▶ **Exercise**
Search the records below for the word "name". Pull out each line that has it.

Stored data
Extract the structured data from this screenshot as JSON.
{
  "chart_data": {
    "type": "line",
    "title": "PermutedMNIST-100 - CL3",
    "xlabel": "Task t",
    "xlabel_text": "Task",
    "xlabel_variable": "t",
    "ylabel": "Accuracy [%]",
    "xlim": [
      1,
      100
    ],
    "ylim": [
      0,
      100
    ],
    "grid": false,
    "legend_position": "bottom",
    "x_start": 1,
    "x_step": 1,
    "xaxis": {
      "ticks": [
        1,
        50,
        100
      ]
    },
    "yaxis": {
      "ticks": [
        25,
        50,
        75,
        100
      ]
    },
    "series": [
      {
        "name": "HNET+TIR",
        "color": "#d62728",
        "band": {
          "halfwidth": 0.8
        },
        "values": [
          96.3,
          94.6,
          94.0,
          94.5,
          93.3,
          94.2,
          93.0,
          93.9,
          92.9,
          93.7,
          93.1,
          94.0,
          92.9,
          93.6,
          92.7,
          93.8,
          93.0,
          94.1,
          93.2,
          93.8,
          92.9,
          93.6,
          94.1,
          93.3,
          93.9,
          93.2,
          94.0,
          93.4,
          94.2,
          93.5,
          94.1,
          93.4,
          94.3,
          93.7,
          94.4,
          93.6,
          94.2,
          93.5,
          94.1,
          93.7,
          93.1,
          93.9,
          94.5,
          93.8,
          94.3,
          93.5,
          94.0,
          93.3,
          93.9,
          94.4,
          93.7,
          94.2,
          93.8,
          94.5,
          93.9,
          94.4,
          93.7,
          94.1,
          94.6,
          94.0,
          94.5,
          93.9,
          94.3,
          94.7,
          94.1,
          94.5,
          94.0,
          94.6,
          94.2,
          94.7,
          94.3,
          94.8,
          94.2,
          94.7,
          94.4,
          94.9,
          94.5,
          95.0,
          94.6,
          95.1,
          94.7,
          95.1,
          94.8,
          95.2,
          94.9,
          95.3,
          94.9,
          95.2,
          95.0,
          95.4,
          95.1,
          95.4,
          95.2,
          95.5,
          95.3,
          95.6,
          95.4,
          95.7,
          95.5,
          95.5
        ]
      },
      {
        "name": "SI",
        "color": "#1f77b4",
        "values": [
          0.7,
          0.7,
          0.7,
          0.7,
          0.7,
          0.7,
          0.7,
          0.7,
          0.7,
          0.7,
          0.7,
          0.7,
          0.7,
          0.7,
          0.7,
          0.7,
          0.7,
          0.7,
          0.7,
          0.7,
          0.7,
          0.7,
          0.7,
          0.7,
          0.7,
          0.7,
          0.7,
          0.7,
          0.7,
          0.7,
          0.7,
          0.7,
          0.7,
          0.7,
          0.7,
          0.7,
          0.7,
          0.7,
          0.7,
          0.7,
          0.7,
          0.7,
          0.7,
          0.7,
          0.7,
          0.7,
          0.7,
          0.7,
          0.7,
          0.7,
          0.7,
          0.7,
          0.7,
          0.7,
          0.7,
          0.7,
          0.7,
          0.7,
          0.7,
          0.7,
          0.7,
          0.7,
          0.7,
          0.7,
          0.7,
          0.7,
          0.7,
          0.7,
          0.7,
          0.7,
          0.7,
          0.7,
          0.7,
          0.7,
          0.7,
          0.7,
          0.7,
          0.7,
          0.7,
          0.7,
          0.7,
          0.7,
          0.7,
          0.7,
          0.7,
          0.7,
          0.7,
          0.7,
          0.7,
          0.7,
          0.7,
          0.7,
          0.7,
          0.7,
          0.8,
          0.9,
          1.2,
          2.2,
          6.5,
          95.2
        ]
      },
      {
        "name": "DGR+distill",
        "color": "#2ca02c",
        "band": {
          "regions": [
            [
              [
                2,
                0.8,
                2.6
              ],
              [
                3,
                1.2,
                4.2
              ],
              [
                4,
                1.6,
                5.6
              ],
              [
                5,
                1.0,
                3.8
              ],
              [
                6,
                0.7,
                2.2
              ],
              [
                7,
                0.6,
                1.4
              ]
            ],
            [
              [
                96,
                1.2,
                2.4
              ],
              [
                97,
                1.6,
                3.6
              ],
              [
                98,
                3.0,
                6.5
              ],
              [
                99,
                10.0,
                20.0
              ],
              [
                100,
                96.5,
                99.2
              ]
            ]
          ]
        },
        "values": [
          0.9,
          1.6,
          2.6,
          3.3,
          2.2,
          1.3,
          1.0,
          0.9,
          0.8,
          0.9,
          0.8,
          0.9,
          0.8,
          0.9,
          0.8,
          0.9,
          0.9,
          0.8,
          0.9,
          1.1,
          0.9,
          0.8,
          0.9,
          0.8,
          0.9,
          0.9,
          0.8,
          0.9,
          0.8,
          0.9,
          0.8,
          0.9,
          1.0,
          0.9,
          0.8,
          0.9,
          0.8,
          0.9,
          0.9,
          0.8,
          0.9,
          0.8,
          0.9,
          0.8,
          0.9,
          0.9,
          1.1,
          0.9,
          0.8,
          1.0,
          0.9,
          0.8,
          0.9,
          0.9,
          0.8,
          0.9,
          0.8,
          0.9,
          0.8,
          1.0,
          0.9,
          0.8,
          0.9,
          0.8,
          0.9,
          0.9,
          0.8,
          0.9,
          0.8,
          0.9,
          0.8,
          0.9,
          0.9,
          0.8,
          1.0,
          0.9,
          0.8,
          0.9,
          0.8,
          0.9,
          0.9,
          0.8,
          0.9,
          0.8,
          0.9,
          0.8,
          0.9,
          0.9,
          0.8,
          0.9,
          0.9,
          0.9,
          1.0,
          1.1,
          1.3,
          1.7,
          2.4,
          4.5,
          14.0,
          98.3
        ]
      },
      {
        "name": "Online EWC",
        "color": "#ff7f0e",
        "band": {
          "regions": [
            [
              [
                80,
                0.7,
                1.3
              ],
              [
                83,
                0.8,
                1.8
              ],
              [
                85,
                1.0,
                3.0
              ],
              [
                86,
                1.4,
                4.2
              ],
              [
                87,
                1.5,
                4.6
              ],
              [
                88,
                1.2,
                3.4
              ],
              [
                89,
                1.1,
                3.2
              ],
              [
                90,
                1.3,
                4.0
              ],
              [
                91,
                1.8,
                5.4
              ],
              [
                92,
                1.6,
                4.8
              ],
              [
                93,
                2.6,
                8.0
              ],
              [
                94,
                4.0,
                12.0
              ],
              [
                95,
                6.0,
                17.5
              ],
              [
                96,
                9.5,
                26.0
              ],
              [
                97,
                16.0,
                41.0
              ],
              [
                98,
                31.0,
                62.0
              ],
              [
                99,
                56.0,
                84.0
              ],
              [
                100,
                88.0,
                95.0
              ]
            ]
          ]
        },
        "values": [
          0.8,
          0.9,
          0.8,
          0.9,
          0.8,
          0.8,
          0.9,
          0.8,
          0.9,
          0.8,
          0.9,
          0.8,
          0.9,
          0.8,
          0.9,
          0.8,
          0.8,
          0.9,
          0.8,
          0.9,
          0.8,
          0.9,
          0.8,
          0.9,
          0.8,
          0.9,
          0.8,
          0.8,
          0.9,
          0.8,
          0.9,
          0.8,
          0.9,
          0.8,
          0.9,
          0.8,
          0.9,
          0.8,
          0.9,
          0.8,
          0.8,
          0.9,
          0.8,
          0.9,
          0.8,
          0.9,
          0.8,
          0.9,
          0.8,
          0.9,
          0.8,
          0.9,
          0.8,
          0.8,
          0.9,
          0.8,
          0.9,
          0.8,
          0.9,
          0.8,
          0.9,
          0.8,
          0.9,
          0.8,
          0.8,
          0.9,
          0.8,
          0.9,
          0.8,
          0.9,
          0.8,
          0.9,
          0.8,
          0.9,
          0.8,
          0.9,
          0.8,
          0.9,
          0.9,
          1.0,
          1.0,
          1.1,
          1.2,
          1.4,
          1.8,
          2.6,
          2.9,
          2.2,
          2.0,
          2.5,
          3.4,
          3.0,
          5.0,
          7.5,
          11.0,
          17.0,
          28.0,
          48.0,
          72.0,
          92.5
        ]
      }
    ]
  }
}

▶ **Result of this exercise**
        "name": "HNET+TIR",
        "name": "SI",
        "name": "DGR+distill",
        "name": "Online EWC",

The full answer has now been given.